CHALLENGE:
Filter the records below for the word "name". Copy each line that holds it.
== GIVEN RECORDS
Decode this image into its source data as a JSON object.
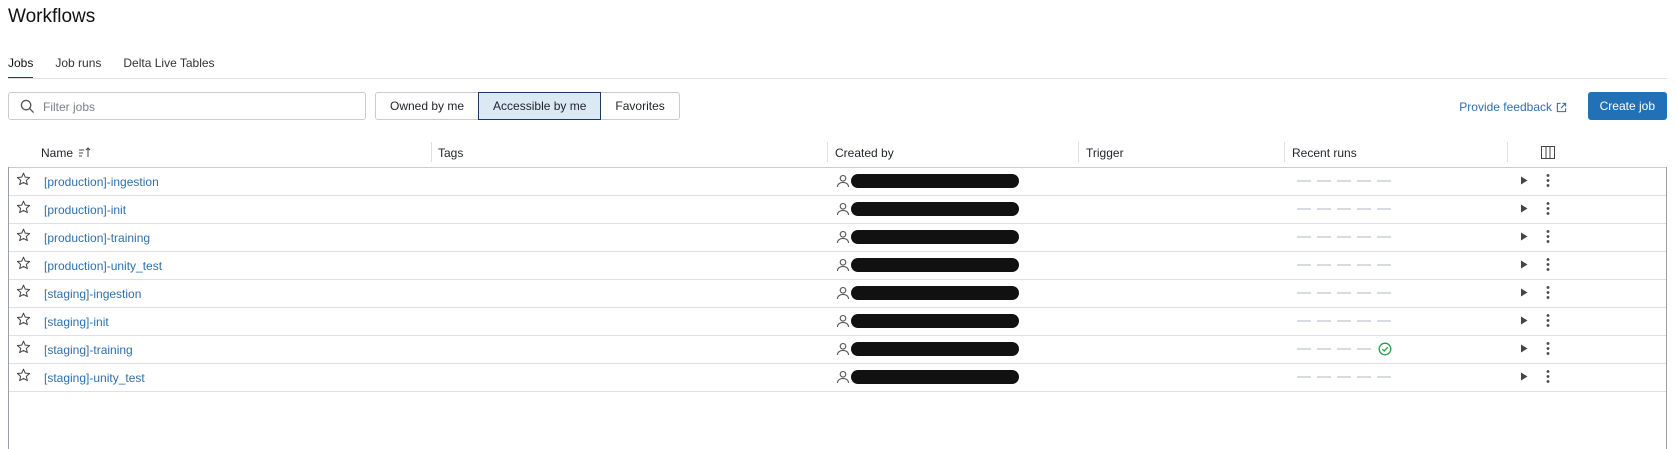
{
  "page": {
    "title": "Workflows"
  },
  "tabs": [
    {
      "label": "Jobs",
      "active": true
    },
    {
      "label": "Job runs",
      "active": false
    },
    {
      "label": "Delta Live Tables",
      "active": false
    }
  ],
  "toolbar": {
    "search_placeholder": "Filter jobs",
    "filters": [
      {
        "label": "Owned by me",
        "selected": false
      },
      {
        "label": "Accessible by me",
        "selected": true
      },
      {
        "label": "Favorites",
        "selected": false
      }
    ],
    "feedback_label": "Provide feedback",
    "create_label": "Create job"
  },
  "table": {
    "columns": {
      "name": "Name",
      "tags": "Tags",
      "created_by": "Created by",
      "trigger": "Trigger",
      "recent_runs": "Recent runs"
    },
    "rows": [
      {
        "name": "[production]-ingestion",
        "last_run": ""
      },
      {
        "name": "[production]-init",
        "last_run": ""
      },
      {
        "name": "[production]-training",
        "last_run": ""
      },
      {
        "name": "[production]-unity_test",
        "last_run": ""
      },
      {
        "name": "[staging]-ingestion",
        "last_run": ""
      },
      {
        "name": "[staging]-init",
        "last_run": ""
      },
      {
        "name": "[staging]-training",
        "last_run": "success"
      },
      {
        "name": "[staging]-unity_test",
        "last_run": ""
      }
    ]
  },
  "colors": {
    "accent": "#2270b6",
    "link": "#2f6fad",
    "success": "#2e9a4a",
    "selected_bg": "#dbe9f5"
  },
  "icons": [
    "search-icon",
    "external-link-icon",
    "sort-ascending-icon",
    "columns-icon",
    "star-icon",
    "user-icon",
    "check-circle-icon",
    "play-icon",
    "kebab-menu-icon"
  ]
}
====
OUTPUT OF THE EXERCISE:
      "name": "Name",
        "name": "[production]-ingestion",
        "name": "[production]-init",
        "name": "[production]-training",
        "name": "[production]-unity_test",
        "name": "[staging]-ingestion",
        "name": "[staging]-init",
        "name": "[staging]-training",
        "name": "[staging]-unity_test",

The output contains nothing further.